Task to complete —
Take the lines from the one containing "OCR this image." through the final line below and restate them exactly. Omit the pictures.

Listed entries —
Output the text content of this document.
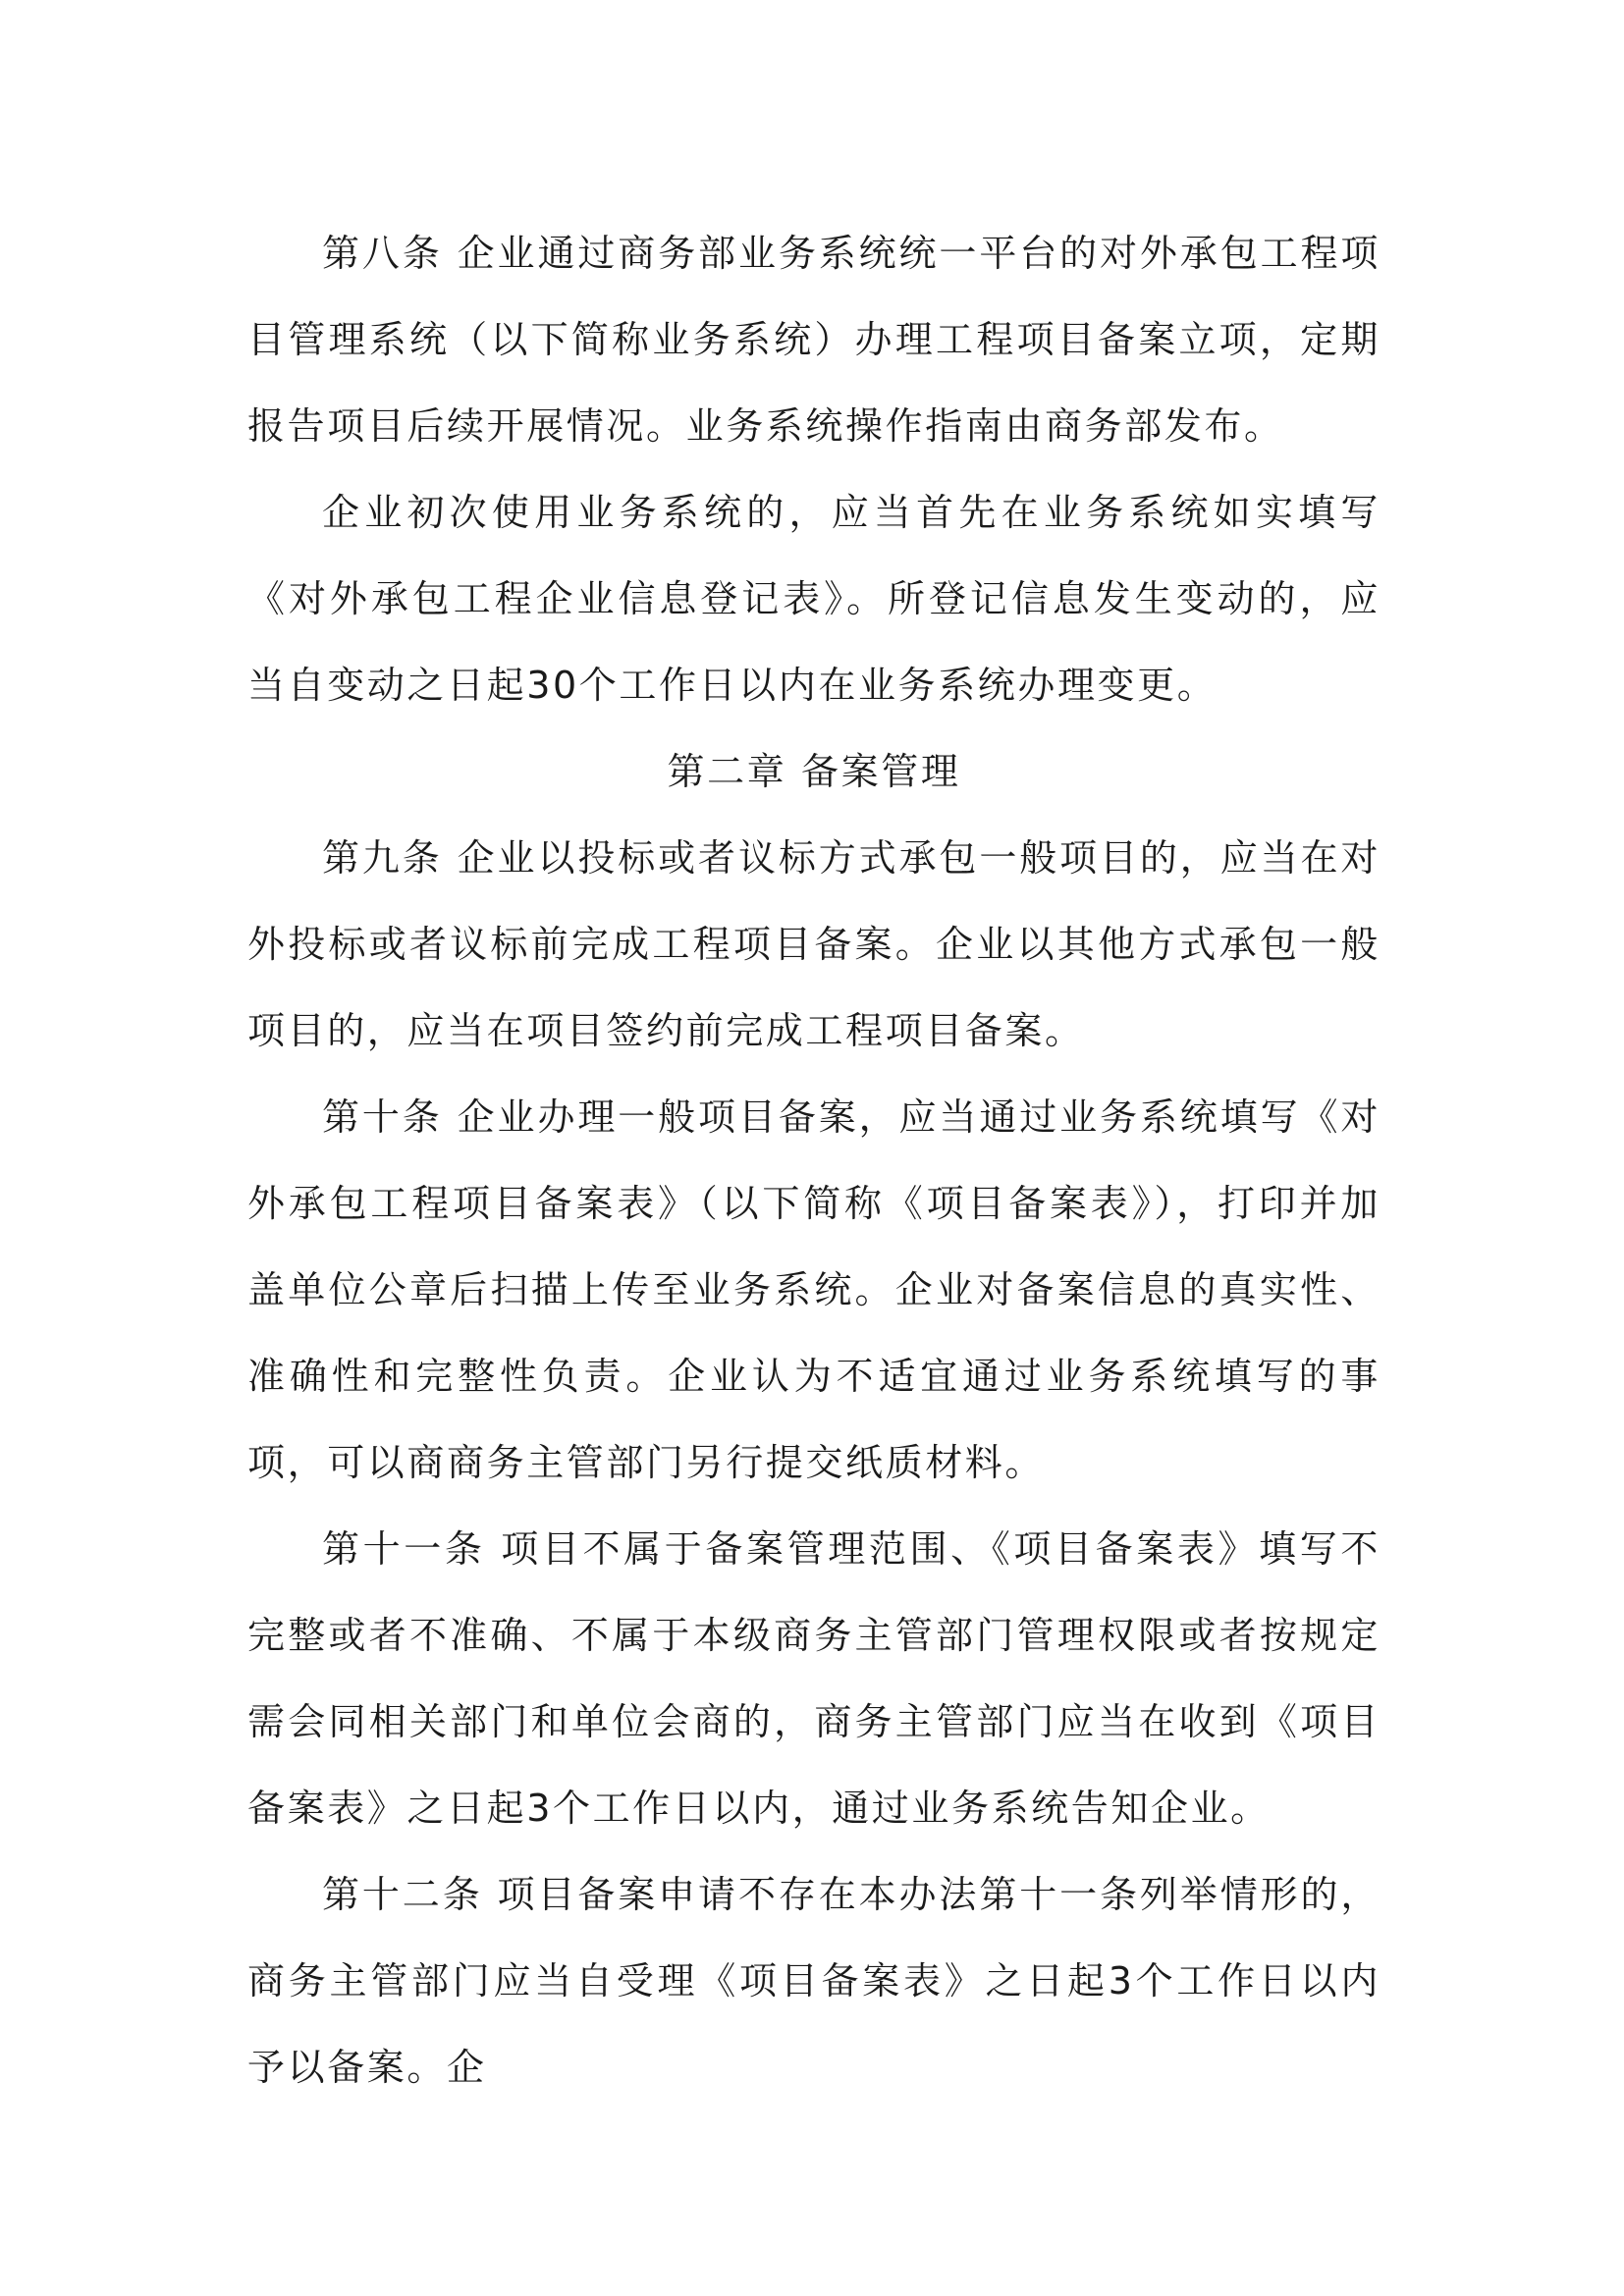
第八条 企业通过商务部业务系统统一平台的对外承包工程项目管理系统（以下简称业务系统）办理工程项目备案立项，定期报告项目后续开展情况。业务系统操作指南由商务部发布。

企业初次使用业务系统的，应当首先在业务系统如实填写《对外承包工程企业信息登记表》。所登记信息发生变动的，应当自变动之日起30个工作日以内在业务系统办理变更。

第二章 备案管理

第九条 企业以投标或者议标方式承包一般项目的，应当在对外投标或者议标前完成工程项目备案。企业以其他方式承包一般项目的，应当在项目签约前完成工程项目备案。

第十条 企业办理一般项目备案，应当通过业务系统填写《对外承包工程项目备案表》（以下简称《项目备案表》），打印并加盖单位公章后扫描上传至业务系统。企业对备案信息的真实性、准确性和完整性负责。企业认为不适宜通过业务系统填写的事项，可以商商务主管部门另行提交纸质材料。

第十一条 项目不属于备案管理范围、《项目备案表》填写不完整或者不准确、不属于本级商务主管部门管理权限或者按规定需会同相关部门和单位会商的，商务主管部门应当在收到《项目备案表》之日起3个工作日以内，通过业务系统告知企业。

第十二条 项目备案申请不存在本办法第十一条列举情形的，商务主管部门应当自受理《项目备案表》之日起3个工作日以内予以备案。企
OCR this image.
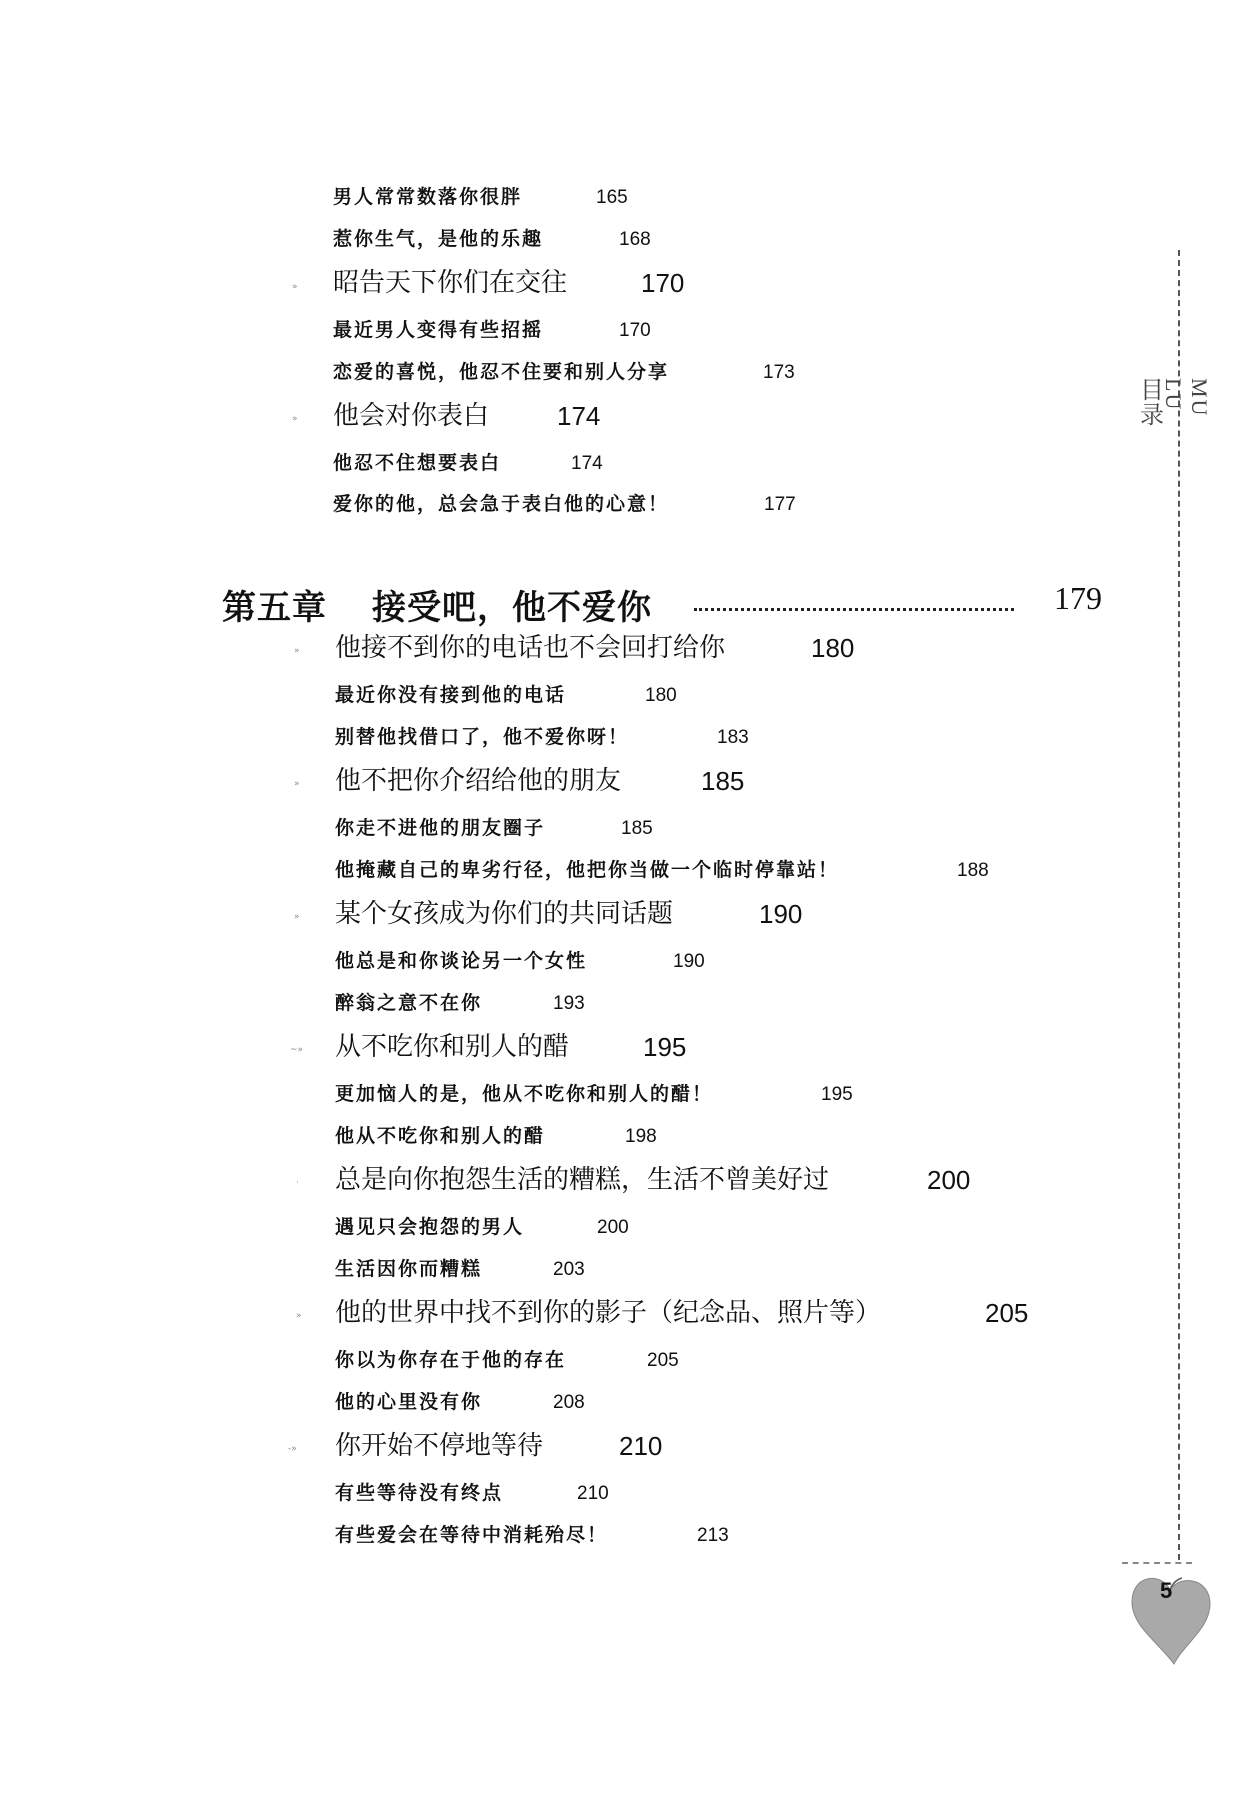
男人常常数落你很胖	165
惹你生气，是他的乐趣	168
» 昭告天下你们在交往	170
最近男人变得有些招摇	170
恋爱的喜悦，他忍不住要和别人分享	173
» 他会对你表白	174
他忍不住想要表白	174
爱你的他，总会急于表白他的心意！	177
第五章 接受吧，他不爱你	179
» 他接不到你的电话也不会回打给你	180
最近你没有接到他的电话	180
别替他找借口了，他不爱你呀！	183
» 他不把你介绍给他的朋友	185
你走不进他的朋友圈子	185
他掩藏自己的卑劣行径，他把你当做一个临时停靠站！	188
» 某个女孩成为你们的共同话题	190
他总是和你谈论另一个女性	190
醉翁之意不在你	193
~» 从不吃你和别人的醋	195
更加恼人的是，他从不吃你和别人的醋！	195
他从不吃你和别人的醋	198
· 总是向你抱怨生活的糟糕，生活不曾美好过	200
遇见只会抱怨的男人	200
生活因你而糟糕	203
» 他的世界中找不到你的影子（纪念品、照片等）	205
你以为你存在于他的存在	205
他的心里没有你	208
-» 你开始不停地等待	210
有些等待没有终点	210
有些爱会在等待中消耗殆尽！	213
目录	MU LU
5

Correct output —
OCR this image.
男人常常数落你很胖	165
惹你生气，是他的乐趣	168
» 昭告天下你们在交往	170
最近男人变得有些招摇	170
恋爱的喜悦，他忍不住要和别人分享	173
» 他会对你表白	174
他忍不住想要表白	174
爱你的他，总会急于表白他的心意！	177
第五章 接受吧，他不爱你	179
» 他接不到你的电话也不会回打给你	180
最近你没有接到他的电话	180
别替他找借口了，他不爱你呀！	183
» 他不把你介绍给他的朋友	185
你走不进他的朋友圈子	185
他掩藏自己的卑劣行径，他把你当做一个临时停靠站！	188
» 某个女孩成为你们的共同话题	190
他总是和你谈论另一个女性	190
醉翁之意不在你	193
~» 从不吃你和别人的醋	195
更加恼人的是，他从不吃你和别人的醋！	195
他从不吃你和别人的醋	198
· 总是向你抱怨生活的糟糕，生活不曾美好过	200
遇见只会抱怨的男人	200
生活因你而糟糕	203
» 他的世界中找不到你的影子（纪念品、照片等）	205
你以为你存在于他的存在	205
他的心里没有你	208
-» 你开始不停地等待	210
有些等待没有终点	210
有些爱会在等待中消耗殆尽！	213
目录	MU LU
5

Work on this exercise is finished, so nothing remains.